● Problem description
Count lines holding the word "this". Only the number is wanted.
---
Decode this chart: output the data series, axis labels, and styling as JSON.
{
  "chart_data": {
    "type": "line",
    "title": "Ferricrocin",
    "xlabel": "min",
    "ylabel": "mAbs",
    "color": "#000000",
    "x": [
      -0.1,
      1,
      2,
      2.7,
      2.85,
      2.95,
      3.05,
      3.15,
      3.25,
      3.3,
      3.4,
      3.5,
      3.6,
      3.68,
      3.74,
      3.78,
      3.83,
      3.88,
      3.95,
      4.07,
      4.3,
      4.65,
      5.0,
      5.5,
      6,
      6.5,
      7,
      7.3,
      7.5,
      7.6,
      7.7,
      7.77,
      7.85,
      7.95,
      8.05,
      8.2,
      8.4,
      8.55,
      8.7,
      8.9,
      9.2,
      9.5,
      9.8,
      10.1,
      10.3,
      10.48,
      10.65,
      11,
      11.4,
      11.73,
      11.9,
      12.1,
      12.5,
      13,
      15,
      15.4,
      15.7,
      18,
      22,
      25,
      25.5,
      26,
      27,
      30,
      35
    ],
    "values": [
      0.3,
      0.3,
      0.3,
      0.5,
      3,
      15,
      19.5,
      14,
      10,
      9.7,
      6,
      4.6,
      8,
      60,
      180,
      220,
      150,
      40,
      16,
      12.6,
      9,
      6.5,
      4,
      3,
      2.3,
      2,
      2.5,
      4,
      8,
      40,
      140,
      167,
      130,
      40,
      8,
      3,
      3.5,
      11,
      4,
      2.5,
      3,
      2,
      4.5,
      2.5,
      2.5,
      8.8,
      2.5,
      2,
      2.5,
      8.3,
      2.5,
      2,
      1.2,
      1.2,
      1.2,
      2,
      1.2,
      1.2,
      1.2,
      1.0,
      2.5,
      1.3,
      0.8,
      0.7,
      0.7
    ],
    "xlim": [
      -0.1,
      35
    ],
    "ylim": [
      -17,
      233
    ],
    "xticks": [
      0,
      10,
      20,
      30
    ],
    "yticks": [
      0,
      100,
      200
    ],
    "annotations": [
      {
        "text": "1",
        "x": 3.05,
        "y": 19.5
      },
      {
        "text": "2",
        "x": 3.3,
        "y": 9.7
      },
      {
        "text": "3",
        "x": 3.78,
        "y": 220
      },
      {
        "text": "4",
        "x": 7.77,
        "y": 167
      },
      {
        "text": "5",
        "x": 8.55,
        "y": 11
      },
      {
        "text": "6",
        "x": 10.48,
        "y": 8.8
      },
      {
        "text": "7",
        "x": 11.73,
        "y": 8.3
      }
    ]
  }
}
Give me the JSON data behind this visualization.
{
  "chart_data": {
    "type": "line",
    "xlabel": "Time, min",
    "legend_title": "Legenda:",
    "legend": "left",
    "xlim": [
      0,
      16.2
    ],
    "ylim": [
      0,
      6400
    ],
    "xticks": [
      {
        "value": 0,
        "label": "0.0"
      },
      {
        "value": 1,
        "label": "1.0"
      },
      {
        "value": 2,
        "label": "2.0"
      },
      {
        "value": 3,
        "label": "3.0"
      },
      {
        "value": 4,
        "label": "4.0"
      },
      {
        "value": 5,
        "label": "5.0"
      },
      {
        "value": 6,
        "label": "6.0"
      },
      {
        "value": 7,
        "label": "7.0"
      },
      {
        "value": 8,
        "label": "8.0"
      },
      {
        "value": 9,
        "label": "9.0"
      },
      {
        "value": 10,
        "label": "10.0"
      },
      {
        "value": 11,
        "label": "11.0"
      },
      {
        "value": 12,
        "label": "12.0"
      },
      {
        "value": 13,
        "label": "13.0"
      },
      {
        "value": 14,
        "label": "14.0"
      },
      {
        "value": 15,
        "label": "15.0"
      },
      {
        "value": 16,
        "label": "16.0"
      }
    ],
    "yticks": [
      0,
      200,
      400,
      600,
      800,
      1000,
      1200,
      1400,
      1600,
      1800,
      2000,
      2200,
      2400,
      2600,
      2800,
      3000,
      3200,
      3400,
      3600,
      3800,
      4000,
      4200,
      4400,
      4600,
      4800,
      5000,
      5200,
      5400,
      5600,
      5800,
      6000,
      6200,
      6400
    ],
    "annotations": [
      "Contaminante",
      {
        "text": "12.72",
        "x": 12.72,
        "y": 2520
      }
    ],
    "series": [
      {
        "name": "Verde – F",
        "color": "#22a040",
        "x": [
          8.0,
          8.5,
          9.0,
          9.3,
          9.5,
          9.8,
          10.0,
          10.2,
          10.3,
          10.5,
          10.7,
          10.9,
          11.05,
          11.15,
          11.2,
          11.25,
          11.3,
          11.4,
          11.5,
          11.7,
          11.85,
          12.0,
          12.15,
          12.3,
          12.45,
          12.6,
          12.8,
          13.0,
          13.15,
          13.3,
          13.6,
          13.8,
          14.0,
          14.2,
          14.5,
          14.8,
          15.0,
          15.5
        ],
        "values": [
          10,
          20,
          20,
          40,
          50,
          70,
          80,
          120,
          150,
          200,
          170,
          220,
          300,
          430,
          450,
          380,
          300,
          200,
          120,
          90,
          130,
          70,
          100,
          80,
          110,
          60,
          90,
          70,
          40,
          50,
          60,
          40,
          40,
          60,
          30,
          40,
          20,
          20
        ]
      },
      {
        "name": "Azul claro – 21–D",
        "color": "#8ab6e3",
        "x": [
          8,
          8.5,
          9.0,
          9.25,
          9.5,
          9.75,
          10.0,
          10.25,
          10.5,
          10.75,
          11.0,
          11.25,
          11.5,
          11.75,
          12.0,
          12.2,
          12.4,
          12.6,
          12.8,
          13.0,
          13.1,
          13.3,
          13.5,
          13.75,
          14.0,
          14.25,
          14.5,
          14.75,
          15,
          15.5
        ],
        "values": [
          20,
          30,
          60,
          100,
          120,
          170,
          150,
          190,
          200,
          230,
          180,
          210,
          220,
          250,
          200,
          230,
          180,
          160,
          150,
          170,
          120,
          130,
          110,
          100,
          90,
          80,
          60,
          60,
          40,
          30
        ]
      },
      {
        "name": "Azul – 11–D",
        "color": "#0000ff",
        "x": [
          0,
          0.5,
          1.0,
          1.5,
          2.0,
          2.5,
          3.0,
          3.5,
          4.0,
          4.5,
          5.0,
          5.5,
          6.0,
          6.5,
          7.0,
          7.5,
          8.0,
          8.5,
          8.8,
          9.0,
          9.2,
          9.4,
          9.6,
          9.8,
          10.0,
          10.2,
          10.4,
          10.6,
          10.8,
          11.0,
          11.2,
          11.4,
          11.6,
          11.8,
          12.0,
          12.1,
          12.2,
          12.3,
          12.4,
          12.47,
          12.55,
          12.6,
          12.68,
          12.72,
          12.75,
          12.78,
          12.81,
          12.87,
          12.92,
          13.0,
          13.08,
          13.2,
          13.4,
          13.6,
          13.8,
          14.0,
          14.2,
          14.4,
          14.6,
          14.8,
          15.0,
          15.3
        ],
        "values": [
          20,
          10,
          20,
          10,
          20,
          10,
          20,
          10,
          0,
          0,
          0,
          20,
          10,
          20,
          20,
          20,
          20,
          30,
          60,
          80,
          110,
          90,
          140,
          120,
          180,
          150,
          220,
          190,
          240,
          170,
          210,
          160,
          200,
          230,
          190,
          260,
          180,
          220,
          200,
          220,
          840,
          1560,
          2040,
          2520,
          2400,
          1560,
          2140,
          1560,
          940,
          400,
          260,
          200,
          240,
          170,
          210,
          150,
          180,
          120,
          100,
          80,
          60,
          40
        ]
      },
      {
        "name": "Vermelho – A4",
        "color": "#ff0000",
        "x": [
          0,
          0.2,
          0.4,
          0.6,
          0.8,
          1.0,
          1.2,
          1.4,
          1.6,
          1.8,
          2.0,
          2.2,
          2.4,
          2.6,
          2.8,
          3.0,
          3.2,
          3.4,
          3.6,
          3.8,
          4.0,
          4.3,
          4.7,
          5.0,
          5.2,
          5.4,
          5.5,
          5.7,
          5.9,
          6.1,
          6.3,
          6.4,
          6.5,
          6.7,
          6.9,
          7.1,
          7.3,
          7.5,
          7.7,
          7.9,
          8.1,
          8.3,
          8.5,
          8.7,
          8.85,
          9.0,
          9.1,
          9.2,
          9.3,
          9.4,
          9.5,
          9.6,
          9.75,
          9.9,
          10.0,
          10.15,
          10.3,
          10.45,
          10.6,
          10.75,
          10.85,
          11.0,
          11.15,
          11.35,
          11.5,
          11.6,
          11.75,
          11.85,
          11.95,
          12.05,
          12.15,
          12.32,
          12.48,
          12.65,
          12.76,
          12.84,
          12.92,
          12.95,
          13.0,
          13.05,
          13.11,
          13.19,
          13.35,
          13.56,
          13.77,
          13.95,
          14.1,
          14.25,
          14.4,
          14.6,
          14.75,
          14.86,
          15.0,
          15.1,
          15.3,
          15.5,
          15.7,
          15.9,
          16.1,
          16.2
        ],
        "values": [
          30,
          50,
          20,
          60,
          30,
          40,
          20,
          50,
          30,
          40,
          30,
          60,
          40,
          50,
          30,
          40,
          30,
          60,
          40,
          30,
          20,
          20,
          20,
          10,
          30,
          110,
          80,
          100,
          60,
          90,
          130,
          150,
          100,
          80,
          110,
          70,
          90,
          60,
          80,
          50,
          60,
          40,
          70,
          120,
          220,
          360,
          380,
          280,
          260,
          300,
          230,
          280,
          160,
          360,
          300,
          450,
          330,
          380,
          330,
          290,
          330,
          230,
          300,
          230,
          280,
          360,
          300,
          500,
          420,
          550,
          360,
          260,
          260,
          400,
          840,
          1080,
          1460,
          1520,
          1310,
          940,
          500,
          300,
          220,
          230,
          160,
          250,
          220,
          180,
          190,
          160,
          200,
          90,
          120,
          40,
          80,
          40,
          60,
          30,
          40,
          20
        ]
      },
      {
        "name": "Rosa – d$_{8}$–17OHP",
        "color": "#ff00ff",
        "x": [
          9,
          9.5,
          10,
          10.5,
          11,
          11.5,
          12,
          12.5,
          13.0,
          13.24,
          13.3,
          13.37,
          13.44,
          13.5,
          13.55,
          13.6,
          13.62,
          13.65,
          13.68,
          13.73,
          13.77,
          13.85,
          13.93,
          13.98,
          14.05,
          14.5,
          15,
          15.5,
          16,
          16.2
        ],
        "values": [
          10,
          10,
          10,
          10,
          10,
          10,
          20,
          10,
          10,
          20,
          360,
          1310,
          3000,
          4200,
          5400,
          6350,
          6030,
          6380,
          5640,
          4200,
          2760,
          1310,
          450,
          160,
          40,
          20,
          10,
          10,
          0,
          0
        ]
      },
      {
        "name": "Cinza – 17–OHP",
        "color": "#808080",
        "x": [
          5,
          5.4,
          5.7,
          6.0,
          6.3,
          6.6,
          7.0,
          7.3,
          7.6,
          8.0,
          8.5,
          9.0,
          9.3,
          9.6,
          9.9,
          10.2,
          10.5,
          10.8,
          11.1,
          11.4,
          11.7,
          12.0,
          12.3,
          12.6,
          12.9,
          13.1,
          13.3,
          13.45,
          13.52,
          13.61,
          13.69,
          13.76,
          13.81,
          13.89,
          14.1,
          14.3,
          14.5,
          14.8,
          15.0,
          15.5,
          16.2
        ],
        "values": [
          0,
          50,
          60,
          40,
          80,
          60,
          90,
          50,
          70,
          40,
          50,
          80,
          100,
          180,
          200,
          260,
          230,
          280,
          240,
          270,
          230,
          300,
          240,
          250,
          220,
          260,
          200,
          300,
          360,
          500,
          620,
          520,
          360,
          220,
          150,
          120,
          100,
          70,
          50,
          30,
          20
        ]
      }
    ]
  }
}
---
● Response below
2